_SOURCE RECORDS_.

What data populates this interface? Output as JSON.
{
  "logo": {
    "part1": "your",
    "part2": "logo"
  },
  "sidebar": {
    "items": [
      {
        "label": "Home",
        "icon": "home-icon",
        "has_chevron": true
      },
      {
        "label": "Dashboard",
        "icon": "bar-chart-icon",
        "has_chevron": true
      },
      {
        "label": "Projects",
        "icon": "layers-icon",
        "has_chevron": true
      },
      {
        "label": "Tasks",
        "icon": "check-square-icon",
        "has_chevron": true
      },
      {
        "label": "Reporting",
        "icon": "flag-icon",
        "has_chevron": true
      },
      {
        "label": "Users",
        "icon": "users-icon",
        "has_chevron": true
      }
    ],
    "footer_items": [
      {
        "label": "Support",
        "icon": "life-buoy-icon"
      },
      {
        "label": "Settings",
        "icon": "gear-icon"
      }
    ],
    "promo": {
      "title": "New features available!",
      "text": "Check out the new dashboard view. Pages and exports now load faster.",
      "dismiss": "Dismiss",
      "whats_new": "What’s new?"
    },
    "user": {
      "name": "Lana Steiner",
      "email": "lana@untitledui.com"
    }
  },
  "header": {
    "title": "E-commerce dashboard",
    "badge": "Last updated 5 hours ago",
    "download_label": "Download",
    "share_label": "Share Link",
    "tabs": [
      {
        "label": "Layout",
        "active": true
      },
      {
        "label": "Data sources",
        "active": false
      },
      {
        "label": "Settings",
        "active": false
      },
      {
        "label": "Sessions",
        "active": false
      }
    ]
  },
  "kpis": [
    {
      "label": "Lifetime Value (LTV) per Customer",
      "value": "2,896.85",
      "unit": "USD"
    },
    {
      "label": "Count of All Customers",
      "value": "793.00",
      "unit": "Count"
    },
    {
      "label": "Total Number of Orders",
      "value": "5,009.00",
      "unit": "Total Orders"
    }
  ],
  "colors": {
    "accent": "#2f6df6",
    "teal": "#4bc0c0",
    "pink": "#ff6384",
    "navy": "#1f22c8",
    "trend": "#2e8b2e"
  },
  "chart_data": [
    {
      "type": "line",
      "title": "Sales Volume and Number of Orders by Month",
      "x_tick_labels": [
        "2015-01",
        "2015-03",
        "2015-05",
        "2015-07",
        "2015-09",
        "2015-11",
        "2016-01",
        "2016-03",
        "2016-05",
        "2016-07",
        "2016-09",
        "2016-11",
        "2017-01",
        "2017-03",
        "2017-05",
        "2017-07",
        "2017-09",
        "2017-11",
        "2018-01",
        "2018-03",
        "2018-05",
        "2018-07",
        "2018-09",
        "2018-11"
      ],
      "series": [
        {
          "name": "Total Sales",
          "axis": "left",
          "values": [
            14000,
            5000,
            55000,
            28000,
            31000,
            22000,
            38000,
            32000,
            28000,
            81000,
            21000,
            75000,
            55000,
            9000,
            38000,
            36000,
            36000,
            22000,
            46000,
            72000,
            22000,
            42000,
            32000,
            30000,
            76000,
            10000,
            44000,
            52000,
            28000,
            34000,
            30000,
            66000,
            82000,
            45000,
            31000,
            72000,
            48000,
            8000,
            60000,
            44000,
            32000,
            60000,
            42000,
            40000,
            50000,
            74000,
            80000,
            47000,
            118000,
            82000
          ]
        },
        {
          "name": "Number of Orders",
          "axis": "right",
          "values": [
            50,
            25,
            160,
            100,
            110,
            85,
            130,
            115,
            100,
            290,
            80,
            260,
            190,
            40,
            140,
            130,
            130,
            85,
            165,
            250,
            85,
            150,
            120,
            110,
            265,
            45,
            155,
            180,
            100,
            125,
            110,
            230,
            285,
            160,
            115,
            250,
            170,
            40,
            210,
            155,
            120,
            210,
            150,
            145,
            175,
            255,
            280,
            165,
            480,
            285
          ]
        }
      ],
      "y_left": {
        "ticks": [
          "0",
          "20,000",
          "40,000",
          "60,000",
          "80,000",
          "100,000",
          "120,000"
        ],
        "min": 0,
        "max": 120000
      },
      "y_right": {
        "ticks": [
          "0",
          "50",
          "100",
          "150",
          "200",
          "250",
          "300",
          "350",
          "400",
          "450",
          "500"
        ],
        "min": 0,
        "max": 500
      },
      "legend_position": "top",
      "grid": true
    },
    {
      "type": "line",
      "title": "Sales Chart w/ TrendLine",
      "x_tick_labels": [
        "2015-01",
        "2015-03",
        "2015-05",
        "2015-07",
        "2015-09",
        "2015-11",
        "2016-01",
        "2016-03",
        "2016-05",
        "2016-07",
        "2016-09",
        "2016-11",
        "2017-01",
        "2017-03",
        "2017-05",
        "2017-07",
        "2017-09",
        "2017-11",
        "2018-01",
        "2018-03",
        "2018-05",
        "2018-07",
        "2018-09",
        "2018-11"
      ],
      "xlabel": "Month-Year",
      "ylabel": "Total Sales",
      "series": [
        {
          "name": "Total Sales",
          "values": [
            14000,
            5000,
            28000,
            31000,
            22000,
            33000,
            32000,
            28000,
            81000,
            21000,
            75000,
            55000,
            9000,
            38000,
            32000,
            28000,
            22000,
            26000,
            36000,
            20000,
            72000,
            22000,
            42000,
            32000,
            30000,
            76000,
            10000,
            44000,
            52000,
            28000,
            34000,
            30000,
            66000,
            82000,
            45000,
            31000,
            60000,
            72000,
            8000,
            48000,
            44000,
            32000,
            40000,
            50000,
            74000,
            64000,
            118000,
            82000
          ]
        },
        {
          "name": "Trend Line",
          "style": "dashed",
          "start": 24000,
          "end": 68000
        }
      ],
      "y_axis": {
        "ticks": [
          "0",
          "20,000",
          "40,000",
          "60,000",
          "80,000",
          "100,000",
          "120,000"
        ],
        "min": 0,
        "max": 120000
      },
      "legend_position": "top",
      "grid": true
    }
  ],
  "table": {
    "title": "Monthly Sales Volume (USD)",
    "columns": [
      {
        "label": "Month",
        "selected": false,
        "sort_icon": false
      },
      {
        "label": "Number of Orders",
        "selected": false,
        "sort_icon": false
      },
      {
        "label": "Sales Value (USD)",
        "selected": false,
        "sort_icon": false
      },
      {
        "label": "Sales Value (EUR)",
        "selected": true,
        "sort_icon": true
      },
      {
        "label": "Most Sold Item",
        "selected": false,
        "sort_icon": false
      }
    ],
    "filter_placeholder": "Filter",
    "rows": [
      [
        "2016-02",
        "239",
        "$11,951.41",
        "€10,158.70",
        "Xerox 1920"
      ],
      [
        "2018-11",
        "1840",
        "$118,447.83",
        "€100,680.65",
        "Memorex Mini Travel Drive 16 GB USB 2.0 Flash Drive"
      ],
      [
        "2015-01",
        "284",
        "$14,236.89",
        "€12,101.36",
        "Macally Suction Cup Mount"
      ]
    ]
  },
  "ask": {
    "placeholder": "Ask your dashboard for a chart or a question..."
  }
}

_PROBLEM REQUIREMENTS_. From the entries above, extract every line where the word "name" appears.

_OUTPUT OF THE TASK_.
      "name": "Lana Steiner",
          "name": "Total Sales",
          "name": "Number of Orders",
          "name": "Total Sales",
          "name": "Trend Line",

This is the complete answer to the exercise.